Dataset rows about figures
---*---
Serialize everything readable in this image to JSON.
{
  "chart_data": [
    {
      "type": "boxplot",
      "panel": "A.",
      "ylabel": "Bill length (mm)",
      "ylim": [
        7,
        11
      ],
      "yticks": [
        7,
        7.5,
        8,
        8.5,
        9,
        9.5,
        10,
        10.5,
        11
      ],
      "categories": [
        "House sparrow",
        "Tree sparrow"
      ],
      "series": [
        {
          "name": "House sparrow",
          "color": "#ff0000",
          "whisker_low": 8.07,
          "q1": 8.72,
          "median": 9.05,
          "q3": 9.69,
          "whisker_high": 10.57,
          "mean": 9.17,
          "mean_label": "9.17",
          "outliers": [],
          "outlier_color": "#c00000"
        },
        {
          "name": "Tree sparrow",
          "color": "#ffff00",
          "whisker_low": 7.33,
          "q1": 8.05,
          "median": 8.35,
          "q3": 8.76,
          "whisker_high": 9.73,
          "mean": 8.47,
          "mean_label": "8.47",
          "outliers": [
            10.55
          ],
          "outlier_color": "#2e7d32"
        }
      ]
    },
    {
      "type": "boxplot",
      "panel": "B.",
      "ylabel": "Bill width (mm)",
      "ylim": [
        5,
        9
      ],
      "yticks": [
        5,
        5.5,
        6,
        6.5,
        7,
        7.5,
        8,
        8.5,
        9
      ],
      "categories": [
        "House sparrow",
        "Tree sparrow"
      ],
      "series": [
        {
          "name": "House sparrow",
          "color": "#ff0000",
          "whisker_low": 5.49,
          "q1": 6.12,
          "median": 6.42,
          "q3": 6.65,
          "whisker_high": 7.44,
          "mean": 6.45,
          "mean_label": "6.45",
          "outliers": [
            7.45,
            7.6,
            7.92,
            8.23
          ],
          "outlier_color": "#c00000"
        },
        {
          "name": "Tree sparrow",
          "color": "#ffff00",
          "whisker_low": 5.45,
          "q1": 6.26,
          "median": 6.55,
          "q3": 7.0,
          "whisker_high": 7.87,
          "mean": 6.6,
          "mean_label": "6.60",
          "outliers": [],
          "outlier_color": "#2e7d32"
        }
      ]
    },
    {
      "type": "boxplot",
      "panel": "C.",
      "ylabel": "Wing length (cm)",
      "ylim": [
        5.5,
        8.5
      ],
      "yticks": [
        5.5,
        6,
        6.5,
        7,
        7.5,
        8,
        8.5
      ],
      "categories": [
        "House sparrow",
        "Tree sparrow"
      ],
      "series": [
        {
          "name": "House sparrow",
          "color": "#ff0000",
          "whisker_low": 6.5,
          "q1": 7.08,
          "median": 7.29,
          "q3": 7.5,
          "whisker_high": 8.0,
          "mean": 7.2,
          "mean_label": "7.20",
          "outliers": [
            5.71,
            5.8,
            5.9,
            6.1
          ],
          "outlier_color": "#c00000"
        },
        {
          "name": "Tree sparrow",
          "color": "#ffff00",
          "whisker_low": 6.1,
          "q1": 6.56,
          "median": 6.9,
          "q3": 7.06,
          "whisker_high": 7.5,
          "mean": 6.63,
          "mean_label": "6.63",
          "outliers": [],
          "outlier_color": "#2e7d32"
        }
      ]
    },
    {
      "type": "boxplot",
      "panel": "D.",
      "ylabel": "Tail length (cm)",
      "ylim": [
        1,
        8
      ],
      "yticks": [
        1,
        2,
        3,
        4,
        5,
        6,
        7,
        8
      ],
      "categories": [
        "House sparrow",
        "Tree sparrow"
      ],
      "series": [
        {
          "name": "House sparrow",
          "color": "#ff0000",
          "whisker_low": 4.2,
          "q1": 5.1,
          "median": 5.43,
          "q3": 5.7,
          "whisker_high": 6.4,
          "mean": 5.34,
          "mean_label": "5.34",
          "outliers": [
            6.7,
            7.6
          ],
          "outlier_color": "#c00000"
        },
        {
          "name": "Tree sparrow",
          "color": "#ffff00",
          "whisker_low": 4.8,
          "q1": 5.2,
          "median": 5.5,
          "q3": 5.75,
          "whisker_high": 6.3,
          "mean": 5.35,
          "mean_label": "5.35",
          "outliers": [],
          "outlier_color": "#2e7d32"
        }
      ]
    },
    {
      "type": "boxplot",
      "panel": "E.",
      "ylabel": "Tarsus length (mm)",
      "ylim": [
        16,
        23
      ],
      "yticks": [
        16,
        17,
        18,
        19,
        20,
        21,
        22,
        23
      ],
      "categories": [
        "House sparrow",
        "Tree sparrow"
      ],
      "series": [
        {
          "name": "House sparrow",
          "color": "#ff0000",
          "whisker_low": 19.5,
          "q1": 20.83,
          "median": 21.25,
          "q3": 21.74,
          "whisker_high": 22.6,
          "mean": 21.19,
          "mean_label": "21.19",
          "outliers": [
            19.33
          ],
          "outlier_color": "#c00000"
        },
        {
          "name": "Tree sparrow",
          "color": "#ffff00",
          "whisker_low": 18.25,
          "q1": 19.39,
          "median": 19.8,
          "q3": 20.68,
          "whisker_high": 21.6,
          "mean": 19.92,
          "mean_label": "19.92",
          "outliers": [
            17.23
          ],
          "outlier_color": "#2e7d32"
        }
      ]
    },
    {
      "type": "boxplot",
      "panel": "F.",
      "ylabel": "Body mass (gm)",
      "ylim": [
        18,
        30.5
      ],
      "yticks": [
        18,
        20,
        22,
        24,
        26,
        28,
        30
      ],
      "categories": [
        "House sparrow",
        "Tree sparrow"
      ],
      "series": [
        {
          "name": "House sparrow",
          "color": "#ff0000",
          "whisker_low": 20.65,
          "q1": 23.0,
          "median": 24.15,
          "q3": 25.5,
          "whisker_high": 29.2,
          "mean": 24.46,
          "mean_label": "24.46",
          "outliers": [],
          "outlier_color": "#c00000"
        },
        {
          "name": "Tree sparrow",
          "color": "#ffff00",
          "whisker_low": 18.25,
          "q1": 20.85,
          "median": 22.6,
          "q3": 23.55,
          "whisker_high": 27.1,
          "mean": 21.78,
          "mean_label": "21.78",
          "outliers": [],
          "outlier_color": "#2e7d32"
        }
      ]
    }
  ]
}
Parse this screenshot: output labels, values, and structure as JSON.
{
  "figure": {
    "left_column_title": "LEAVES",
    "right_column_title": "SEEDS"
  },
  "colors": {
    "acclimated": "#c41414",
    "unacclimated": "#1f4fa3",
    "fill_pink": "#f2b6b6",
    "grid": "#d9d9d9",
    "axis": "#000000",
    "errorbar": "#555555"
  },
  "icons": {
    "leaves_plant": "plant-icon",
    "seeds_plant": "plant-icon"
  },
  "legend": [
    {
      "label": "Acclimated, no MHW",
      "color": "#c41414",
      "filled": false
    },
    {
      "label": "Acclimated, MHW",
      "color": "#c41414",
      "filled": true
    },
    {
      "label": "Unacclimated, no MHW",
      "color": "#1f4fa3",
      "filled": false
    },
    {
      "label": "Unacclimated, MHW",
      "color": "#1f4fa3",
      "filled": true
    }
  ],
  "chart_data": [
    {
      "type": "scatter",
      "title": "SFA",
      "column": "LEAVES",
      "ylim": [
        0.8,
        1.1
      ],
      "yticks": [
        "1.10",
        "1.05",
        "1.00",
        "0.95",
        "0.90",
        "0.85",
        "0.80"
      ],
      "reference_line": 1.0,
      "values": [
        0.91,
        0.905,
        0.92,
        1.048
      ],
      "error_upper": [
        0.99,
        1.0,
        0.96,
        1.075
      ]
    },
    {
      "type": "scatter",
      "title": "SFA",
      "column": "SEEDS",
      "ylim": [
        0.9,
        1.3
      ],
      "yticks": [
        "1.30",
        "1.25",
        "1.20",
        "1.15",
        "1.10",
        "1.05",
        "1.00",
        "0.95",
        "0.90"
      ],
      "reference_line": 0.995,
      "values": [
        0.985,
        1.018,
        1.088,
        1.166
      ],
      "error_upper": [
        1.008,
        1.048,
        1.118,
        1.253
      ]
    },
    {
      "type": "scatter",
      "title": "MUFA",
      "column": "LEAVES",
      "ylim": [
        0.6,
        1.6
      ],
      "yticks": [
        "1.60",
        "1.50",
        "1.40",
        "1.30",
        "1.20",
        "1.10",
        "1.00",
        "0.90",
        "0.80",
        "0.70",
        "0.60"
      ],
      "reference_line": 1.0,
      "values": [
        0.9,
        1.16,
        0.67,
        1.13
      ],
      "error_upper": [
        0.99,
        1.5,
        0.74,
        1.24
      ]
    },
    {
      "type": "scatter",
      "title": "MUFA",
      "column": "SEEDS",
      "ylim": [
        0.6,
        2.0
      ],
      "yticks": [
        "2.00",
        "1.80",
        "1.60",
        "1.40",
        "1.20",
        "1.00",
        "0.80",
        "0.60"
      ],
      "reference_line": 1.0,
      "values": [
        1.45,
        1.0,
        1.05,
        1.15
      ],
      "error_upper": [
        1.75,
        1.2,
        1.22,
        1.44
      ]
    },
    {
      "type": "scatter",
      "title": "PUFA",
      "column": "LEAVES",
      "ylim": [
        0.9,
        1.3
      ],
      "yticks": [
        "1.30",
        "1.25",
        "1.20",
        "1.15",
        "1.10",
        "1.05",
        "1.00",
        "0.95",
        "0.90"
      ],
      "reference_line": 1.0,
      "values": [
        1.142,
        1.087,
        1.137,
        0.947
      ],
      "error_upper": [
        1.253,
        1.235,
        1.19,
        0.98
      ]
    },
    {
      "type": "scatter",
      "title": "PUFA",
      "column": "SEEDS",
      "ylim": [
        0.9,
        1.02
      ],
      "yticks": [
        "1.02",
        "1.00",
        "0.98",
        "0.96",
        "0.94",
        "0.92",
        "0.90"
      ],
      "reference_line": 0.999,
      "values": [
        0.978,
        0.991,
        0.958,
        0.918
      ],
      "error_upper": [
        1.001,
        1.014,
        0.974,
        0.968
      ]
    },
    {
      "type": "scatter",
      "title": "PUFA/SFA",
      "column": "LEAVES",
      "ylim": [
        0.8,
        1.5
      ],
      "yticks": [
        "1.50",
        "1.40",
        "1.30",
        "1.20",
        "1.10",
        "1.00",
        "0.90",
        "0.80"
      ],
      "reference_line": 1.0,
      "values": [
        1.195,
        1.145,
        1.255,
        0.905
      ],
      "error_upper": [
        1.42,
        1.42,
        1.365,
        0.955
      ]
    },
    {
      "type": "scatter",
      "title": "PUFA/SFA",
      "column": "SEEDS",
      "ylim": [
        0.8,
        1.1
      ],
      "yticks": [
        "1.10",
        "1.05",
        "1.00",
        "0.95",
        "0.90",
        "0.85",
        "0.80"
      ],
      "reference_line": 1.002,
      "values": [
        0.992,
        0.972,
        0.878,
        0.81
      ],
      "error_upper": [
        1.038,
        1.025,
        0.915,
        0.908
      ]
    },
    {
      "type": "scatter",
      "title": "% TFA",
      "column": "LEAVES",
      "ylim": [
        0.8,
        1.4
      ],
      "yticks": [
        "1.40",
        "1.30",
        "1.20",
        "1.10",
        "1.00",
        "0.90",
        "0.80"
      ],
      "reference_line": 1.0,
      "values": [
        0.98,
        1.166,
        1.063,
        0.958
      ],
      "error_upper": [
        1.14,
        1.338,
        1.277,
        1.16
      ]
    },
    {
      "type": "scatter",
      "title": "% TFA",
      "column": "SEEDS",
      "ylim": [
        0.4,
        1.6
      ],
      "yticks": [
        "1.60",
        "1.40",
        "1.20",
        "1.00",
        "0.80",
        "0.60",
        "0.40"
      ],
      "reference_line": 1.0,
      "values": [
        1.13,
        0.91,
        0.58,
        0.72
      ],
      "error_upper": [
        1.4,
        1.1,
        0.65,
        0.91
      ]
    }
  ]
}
---*---
> **What you are asked to do**
Copy out the lines that hold "panel".

> **Result**
      "panel": "A.",
      "panel": "B.",
      "panel": "C.",
      "panel": "D.",
      "panel": "E.",
      "panel": "F.",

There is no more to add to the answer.